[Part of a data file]

· · ·

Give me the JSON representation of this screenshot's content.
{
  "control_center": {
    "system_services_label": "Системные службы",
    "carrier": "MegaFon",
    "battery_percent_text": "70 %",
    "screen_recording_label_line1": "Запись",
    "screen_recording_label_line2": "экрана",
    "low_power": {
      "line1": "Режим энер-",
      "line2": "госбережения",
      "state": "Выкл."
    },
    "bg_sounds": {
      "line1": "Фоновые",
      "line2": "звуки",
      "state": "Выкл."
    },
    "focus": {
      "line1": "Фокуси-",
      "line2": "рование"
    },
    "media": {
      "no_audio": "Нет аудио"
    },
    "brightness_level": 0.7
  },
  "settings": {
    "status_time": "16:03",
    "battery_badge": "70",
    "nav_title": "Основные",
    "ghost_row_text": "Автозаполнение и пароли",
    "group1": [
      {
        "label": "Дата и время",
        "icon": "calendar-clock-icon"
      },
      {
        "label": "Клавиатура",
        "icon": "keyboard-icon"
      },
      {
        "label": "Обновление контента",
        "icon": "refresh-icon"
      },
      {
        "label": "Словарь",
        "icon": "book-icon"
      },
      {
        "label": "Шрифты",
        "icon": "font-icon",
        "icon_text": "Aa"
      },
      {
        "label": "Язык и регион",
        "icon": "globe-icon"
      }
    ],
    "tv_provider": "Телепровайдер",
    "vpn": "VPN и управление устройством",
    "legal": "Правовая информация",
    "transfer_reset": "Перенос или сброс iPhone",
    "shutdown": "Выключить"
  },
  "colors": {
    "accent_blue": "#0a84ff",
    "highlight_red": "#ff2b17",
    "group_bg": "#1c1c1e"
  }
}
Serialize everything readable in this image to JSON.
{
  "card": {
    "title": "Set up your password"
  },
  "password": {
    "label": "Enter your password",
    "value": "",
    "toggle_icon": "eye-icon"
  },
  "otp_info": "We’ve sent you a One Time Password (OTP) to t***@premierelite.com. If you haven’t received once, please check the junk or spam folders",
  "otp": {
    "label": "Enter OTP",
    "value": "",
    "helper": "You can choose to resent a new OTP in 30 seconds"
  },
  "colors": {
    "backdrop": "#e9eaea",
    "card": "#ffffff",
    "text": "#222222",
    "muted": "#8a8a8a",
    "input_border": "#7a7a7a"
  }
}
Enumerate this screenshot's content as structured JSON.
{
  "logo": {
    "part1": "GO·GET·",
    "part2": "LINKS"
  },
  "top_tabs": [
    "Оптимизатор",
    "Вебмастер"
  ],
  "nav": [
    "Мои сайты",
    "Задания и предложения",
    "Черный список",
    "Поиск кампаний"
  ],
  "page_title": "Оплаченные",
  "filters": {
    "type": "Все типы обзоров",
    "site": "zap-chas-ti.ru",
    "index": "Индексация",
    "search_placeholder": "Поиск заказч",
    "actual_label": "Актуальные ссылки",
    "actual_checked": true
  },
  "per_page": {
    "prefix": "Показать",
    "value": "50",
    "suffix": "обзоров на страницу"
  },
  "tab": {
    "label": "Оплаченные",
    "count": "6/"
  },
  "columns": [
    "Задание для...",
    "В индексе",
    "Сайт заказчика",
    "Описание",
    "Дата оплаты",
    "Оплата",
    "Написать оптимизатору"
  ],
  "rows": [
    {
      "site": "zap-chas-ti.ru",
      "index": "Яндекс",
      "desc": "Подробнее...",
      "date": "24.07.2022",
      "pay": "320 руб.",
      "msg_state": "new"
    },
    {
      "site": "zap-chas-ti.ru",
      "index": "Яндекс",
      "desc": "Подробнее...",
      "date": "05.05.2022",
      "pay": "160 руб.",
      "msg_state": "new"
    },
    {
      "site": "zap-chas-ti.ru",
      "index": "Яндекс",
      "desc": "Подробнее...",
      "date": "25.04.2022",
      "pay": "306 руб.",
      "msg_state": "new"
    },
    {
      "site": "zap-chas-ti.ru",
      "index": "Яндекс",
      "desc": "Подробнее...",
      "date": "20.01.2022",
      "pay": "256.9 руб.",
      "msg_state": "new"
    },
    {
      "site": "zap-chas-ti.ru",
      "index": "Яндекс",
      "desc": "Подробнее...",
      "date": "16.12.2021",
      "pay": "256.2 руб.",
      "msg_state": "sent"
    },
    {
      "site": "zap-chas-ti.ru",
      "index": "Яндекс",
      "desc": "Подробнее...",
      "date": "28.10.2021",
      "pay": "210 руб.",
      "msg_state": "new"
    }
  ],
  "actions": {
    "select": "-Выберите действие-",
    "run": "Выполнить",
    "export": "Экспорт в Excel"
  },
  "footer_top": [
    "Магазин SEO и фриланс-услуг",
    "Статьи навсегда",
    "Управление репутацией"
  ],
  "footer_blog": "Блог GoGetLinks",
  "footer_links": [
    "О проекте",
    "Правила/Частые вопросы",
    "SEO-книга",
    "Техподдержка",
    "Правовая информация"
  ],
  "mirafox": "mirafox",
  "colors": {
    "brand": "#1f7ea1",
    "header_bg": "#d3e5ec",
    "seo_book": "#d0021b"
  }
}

· · ·

▶ [What is required]
Write the data from above out again, exactly.

▶ [Task response]
Give me the JSON representation of this screenshot's content.
{
  "control_center": {
    "system_services_label": "Системные службы",
    "carrier": "MegaFon",
    "battery_percent_text": "70 %",
    "screen_recording_label_line1": "Запись",
    "screen_recording_label_line2": "экрана",
    "low_power": {
      "line1": "Режим энер-",
      "line2": "госбережения",
      "state": "Выкл."
    },
    "bg_sounds": {
      "line1": "Фоновые",
      "line2": "звуки",
      "state": "Выкл."
    },
    "focus": {
      "line1": "Фокуси-",
      "line2": "рование"
    },
    "media": {
      "no_audio": "Нет аудио"
    },
    "brightness_level": 0.7
  },
  "settings": {
    "status_time": "16:03",
    "battery_badge": "70",
    "nav_title": "Основные",
    "ghost_row_text": "Автозаполнение и пароли",
    "group1": [
      {
        "label": "Дата и время",
        "icon": "calendar-clock-icon"
      },
      {
        "label": "Клавиатура",
        "icon": "keyboard-icon"
      },
      {
        "label": "Обновление контента",
        "icon": "refresh-icon"
      },
      {
        "label": "Словарь",
        "icon": "book-icon"
      },
      {
        "label": "Шрифты",
        "icon": "font-icon",
        "icon_text": "Aa"
      },
      {
        "label": "Язык и регион",
        "icon": "globe-icon"
      }
    ],
    "tv_provider": "Телепровайдер",
    "vpn": "VPN и управление устройством",
    "legal": "Правовая информация",
    "transfer_reset": "Перенос или сброс iPhone",
    "shutdown": "Выключить"
  },
  "colors": {
    "accent_blue": "#0a84ff",
    "highlight_red": "#ff2b17",
    "group_bg": "#1c1c1e"
  }
}
Serialize everything readable in this image to JSON.
{
  "card": {
    "title": "Set up your password"
  },
  "password": {
    "label": "Enter your password",
    "value": "",
    "toggle_icon": "eye-icon"
  },
  "otp_info": "We’ve sent you a One Time Password (OTP) to t***@premierelite.com. If you haven’t received once, please check the junk or spam folders",
  "otp": {
    "label": "Enter OTP",
    "value": "",
    "helper": "You can choose to resent a new OTP in 30 seconds"
  },
  "colors": {
    "backdrop": "#e9eaea",
    "card": "#ffffff",
    "text": "#222222",
    "muted": "#8a8a8a",
    "input_border": "#7a7a7a"
  }
}
Enumerate this screenshot's content as structured JSON.
{
  "logo": {
    "part1": "GO·GET·",
    "part2": "LINKS"
  },
  "top_tabs": [
    "Оптимизатор",
    "Вебмастер"
  ],
  "nav": [
    "Мои сайты",
    "Задания и предложения",
    "Черный список",
    "Поиск кампаний"
  ],
  "page_title": "Оплаченные",
  "filters": {
    "type": "Все типы обзоров",
    "site": "zap-chas-ti.ru",
    "index": "Индексация",
    "search_placeholder": "Поиск заказч",
    "actual_label": "Актуальные ссылки",
    "actual_checked": true
  },
  "per_page": {
    "prefix": "Показать",
    "value": "50",
    "suffix": "обзоров на страницу"
  },
  "tab": {
    "label": "Оплаченные",
    "count": "6/"
  },
  "columns": [
    "Задание для...",
    "В индексе",
    "Сайт заказчика",
    "Описание",
    "Дата оплаты",
    "Оплата",
    "Написать оптимизатору"
  ],
  "rows": [
    {
      "site": "zap-chas-ti.ru",
      "index": "Яндекс",
      "desc": "Подробнее...",
      "date": "24.07.2022",
      "pay": "320 руб.",
      "msg_state": "new"
    },
    {
      "site": "zap-chas-ti.ru",
      "index": "Яндекс",
      "desc": "Подробнее...",
      "date": "05.05.2022",
      "pay": "160 руб.",
      "msg_state": "new"
    },
    {
      "site": "zap-chas-ti.ru",
      "index": "Яндекс",
      "desc": "Подробнее...",
      "date": "25.04.2022",
      "pay": "306 руб.",
      "msg_state": "new"
    },
    {
      "site": "zap-chas-ti.ru",
      "index": "Яндекс",
      "desc": "Подробнее...",
      "date": "20.01.2022",
      "pay": "256.9 руб.",
      "msg_state": "new"
    },
    {
      "site": "zap-chas-ti.ru",
      "index": "Яндекс",
      "desc": "Подробнее...",
      "date": "16.12.2021",
      "pay": "256.2 руб.",
      "msg_state": "sent"
    },
    {
      "site": "zap-chas-ti.ru",
      "index": "Яндекс",
      "desc": "Подробнее...",
      "date": "28.10.2021",
      "pay": "210 руб.",
      "msg_state": "new"
    }
  ],
  "actions": {
    "select": "-Выберите действие-",
    "run": "Выполнить",
    "export": "Экспорт в Excel"
  },
  "footer_top": [
    "Магазин SEO и фриланс-услуг",
    "Статьи навсегда",
    "Управление репутацией"
  ],
  "footer_blog": "Блог GoGetLinks",
  "footer_links": [
    "О проекте",
    "Правила/Частые вопросы",
    "SEO-книга",
    "Техподдержка",
    "Правовая информация"
  ],
  "mirafox": "mirafox",
  "colors": {
    "brand": "#1f7ea1",
    "header_bg": "#d3e5ec",
    "seo_book": "#d0021b"
  }
}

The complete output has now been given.